* Task to carry out *
For the listing below, give the count of lines containing the string "SAXO" and nothing else.

* Supplied records *
* Begin *
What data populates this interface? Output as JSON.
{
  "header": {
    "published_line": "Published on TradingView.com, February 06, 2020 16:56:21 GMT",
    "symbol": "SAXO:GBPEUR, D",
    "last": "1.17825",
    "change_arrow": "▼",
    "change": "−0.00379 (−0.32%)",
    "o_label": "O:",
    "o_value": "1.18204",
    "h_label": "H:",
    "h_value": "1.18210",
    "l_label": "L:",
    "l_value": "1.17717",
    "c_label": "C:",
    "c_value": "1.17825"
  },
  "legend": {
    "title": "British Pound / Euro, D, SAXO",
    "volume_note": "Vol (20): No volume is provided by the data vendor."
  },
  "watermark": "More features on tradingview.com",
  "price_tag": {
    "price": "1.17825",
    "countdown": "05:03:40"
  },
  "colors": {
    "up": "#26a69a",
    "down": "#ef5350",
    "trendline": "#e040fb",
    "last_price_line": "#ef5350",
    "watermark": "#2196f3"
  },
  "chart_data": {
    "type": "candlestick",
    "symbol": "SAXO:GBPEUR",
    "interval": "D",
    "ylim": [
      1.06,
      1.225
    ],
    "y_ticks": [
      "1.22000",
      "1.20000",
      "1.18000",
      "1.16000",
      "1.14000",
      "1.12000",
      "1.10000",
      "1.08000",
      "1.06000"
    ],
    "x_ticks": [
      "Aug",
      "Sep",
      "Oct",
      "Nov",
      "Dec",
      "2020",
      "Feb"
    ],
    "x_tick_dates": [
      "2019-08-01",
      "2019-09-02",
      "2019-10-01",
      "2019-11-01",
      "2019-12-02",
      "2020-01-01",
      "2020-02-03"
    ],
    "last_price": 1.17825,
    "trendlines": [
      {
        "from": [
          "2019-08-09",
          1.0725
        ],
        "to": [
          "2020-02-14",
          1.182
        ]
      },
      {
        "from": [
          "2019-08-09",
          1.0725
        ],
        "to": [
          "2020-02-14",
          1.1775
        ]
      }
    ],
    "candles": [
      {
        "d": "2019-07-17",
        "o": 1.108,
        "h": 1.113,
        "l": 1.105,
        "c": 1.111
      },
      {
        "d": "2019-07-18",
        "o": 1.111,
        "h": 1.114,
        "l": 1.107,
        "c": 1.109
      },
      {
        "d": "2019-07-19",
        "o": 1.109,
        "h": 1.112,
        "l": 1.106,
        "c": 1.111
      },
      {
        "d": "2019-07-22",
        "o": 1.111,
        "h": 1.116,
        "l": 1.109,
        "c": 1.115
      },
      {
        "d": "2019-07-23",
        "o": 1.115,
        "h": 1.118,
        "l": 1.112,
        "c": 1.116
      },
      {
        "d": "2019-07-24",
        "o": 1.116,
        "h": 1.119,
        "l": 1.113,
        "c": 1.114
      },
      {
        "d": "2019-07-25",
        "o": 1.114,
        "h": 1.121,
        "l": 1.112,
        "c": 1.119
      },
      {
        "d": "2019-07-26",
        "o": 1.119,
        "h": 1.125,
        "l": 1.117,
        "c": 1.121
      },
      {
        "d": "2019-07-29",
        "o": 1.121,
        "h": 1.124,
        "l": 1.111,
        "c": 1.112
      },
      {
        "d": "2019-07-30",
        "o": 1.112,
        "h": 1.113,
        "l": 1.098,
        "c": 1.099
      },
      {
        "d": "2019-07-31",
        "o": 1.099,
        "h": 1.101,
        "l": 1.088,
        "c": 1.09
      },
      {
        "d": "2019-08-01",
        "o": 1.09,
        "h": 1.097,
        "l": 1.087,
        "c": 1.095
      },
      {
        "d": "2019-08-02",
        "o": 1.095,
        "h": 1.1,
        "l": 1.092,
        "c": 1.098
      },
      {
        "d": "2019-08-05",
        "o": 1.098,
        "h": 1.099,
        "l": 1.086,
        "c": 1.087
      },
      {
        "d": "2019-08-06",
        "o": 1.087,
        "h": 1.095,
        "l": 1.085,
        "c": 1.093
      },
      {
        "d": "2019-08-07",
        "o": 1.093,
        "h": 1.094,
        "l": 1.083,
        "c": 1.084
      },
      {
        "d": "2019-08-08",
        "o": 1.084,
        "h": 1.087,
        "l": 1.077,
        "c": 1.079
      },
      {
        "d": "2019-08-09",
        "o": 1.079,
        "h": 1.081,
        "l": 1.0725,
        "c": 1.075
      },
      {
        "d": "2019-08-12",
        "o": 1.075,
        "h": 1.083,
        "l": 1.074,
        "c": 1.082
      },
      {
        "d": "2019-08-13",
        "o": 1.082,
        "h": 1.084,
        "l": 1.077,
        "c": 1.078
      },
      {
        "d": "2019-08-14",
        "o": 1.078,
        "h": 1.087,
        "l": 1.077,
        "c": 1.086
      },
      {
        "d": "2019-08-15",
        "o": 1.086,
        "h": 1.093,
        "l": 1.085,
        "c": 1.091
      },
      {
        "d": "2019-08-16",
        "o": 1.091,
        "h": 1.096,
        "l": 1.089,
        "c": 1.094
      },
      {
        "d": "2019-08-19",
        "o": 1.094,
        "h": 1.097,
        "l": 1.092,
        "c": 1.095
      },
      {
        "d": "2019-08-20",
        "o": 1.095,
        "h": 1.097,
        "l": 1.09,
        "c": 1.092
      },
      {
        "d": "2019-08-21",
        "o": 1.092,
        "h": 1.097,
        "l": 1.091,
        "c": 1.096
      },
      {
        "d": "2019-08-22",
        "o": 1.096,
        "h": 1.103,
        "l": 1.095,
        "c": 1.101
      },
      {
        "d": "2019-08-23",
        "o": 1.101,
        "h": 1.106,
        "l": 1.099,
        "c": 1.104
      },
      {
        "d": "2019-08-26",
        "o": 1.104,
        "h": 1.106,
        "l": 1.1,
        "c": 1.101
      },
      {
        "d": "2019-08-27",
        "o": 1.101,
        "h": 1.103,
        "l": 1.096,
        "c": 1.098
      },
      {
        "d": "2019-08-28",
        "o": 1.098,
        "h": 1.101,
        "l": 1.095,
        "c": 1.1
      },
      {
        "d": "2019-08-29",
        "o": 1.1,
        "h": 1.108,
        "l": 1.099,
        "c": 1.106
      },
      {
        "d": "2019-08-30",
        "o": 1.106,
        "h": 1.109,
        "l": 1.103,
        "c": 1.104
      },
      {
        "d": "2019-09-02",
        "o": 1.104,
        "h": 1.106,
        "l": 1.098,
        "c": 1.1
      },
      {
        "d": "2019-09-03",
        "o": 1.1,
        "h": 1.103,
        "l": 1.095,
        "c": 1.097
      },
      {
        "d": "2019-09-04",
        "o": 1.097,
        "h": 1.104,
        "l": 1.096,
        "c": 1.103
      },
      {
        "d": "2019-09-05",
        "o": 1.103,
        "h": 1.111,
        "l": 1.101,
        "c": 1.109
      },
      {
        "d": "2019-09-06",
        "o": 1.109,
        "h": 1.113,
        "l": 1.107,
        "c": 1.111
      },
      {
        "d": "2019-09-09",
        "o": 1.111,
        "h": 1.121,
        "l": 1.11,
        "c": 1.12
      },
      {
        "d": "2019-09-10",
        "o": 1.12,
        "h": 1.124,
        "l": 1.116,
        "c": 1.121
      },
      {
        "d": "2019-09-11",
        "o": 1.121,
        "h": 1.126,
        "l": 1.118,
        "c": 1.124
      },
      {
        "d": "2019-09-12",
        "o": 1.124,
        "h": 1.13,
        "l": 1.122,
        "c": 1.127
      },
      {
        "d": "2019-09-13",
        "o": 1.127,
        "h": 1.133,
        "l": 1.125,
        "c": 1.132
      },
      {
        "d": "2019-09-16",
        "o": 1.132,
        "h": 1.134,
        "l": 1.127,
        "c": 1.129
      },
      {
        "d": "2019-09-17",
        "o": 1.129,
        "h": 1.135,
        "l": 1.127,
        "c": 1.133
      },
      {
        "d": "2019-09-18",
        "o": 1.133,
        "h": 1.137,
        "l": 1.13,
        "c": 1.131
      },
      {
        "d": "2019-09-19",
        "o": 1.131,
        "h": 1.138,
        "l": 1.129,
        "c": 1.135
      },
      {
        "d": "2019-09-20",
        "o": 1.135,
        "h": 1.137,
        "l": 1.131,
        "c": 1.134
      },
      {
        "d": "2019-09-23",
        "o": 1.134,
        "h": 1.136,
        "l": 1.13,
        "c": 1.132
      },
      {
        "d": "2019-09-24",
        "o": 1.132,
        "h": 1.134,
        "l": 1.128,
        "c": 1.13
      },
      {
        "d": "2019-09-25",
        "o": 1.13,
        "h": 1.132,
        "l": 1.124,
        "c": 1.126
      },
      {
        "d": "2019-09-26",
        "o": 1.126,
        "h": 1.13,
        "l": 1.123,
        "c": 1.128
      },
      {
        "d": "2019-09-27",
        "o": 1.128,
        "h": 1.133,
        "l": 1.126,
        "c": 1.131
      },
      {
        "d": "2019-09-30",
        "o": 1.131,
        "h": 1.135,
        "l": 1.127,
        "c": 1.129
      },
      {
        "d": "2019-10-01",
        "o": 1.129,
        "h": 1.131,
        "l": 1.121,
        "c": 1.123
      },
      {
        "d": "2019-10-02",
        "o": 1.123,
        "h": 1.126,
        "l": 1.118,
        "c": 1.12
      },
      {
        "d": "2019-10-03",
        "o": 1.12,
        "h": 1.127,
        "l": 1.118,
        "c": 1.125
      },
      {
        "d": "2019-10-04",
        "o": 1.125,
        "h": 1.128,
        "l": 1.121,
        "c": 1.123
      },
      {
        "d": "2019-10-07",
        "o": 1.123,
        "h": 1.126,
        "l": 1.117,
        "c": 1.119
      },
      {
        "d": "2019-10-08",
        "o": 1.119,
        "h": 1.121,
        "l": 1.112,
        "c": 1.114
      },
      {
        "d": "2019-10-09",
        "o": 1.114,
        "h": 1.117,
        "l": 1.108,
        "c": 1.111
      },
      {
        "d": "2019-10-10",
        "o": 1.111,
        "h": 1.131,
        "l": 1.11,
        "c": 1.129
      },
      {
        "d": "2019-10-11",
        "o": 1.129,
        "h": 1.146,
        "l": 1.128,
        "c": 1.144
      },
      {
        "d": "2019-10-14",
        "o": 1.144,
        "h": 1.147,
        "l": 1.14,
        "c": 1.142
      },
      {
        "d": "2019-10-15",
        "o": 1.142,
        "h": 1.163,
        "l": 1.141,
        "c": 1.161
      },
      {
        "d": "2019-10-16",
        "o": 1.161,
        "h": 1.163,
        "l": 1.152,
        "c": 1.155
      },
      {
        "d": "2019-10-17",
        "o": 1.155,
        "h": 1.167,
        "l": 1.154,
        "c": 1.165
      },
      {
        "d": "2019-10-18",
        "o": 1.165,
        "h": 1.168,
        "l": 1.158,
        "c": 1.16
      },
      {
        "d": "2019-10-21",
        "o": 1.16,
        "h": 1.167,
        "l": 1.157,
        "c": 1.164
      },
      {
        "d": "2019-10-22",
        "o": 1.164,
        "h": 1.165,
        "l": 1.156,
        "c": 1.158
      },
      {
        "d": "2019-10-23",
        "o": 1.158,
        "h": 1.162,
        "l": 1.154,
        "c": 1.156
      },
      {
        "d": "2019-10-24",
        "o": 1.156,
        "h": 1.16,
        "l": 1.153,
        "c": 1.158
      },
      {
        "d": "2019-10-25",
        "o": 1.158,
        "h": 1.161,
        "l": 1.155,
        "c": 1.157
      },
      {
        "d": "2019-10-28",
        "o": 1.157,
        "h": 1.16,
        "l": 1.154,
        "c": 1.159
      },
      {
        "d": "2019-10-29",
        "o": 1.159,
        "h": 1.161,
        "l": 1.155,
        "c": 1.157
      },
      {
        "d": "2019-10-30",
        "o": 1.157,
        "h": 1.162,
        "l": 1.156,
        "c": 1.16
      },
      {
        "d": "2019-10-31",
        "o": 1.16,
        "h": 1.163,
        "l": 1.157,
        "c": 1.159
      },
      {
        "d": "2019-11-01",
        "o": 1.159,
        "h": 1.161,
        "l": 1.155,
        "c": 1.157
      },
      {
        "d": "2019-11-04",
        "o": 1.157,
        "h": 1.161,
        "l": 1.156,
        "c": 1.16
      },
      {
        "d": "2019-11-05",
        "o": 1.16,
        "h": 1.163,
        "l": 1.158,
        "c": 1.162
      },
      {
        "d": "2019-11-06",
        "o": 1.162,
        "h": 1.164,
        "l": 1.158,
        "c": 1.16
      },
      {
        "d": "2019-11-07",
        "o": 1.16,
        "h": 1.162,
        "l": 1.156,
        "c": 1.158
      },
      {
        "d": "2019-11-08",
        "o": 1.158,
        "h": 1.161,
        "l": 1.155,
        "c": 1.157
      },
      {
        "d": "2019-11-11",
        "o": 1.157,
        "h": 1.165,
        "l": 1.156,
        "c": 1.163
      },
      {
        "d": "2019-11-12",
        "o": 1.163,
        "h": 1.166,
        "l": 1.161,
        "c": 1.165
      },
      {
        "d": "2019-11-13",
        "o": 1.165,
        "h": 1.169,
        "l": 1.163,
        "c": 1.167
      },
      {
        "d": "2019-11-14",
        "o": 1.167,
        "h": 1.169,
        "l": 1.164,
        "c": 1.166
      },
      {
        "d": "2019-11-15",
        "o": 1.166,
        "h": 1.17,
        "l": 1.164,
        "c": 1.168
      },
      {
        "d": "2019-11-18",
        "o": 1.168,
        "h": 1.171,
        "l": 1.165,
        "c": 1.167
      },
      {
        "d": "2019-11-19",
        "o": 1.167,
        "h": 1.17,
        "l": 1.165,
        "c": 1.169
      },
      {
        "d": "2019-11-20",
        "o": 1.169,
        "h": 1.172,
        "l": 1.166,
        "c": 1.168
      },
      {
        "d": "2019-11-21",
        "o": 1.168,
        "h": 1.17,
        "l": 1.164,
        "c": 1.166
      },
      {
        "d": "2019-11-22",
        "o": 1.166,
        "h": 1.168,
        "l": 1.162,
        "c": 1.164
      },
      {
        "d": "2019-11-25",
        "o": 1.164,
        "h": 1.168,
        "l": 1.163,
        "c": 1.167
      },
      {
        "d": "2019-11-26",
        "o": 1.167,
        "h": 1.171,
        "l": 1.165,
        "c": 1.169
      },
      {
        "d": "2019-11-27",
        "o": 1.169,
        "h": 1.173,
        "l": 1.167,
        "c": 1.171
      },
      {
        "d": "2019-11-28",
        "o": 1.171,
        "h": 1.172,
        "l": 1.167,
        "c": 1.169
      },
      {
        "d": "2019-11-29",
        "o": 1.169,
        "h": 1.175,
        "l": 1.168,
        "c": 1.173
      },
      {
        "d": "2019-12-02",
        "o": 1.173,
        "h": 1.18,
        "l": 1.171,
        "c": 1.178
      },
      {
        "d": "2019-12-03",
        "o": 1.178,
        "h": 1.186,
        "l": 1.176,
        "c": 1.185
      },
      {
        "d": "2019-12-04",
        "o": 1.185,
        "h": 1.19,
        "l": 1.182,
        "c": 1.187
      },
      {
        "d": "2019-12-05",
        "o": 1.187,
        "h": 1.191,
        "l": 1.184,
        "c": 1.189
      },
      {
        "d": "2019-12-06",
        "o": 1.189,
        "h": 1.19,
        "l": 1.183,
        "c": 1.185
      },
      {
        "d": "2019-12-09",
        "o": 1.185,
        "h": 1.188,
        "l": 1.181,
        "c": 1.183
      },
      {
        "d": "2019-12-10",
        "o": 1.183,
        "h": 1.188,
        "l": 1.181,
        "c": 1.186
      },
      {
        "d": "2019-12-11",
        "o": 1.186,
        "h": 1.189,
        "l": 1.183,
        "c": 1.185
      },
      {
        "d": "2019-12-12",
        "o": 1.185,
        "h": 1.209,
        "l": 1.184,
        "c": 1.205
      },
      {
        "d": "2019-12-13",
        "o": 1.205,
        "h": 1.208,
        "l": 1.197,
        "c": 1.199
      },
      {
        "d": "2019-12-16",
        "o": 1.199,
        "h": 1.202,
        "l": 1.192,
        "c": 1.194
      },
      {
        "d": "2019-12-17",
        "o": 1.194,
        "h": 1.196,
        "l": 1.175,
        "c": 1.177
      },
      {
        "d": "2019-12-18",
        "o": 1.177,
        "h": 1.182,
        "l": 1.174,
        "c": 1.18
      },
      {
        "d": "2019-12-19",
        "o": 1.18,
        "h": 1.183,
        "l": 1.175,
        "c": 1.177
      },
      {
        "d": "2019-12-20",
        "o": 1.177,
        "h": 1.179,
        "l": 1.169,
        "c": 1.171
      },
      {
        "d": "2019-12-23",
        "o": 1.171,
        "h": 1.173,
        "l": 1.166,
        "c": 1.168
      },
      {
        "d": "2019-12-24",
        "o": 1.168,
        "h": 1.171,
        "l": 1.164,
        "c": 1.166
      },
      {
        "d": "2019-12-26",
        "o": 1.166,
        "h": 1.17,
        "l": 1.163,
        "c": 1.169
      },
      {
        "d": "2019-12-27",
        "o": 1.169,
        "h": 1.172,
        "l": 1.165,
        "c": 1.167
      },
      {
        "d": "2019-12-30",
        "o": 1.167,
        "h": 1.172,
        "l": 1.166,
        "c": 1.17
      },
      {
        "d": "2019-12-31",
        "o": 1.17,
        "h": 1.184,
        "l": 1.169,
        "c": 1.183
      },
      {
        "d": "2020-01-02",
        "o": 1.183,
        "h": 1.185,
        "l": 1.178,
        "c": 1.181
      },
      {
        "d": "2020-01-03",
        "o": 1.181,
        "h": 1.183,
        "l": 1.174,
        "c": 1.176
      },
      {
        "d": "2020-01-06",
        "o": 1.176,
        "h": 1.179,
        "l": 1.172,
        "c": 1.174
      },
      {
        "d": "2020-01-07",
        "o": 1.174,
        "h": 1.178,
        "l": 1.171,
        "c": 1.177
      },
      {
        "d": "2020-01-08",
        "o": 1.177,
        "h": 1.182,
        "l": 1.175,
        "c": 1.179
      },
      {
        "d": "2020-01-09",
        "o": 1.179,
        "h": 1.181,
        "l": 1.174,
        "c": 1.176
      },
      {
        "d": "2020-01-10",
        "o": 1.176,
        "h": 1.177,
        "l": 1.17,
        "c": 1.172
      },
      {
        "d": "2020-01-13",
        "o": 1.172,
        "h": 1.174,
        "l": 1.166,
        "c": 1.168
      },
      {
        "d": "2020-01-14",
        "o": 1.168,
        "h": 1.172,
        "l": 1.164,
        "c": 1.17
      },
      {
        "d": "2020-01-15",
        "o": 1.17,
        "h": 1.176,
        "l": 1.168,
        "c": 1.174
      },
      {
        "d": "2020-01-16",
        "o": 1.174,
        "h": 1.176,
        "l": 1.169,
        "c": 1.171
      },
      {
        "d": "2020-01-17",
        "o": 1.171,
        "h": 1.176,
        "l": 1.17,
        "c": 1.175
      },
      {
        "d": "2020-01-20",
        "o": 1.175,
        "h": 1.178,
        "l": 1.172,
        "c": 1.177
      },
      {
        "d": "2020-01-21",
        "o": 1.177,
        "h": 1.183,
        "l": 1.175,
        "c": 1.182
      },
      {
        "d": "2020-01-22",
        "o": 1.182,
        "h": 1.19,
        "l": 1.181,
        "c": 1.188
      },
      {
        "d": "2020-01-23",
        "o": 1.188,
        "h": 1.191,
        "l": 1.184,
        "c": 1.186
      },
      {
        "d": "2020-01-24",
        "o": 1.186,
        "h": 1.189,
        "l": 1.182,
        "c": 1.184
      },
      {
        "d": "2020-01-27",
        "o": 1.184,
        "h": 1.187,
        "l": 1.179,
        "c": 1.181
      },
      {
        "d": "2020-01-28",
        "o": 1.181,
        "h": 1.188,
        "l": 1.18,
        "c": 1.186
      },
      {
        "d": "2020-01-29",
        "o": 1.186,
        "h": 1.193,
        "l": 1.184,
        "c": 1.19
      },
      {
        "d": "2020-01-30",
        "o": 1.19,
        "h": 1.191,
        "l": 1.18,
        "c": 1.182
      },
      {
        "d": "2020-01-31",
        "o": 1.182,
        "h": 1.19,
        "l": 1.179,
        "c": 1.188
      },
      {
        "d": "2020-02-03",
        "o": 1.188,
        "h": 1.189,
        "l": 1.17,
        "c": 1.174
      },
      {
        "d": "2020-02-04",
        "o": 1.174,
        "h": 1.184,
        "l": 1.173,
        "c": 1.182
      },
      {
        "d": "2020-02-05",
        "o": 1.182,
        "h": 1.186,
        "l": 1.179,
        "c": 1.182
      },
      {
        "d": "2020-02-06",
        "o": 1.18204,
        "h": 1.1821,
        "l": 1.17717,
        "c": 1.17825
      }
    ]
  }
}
* End *
* Exercise response *
3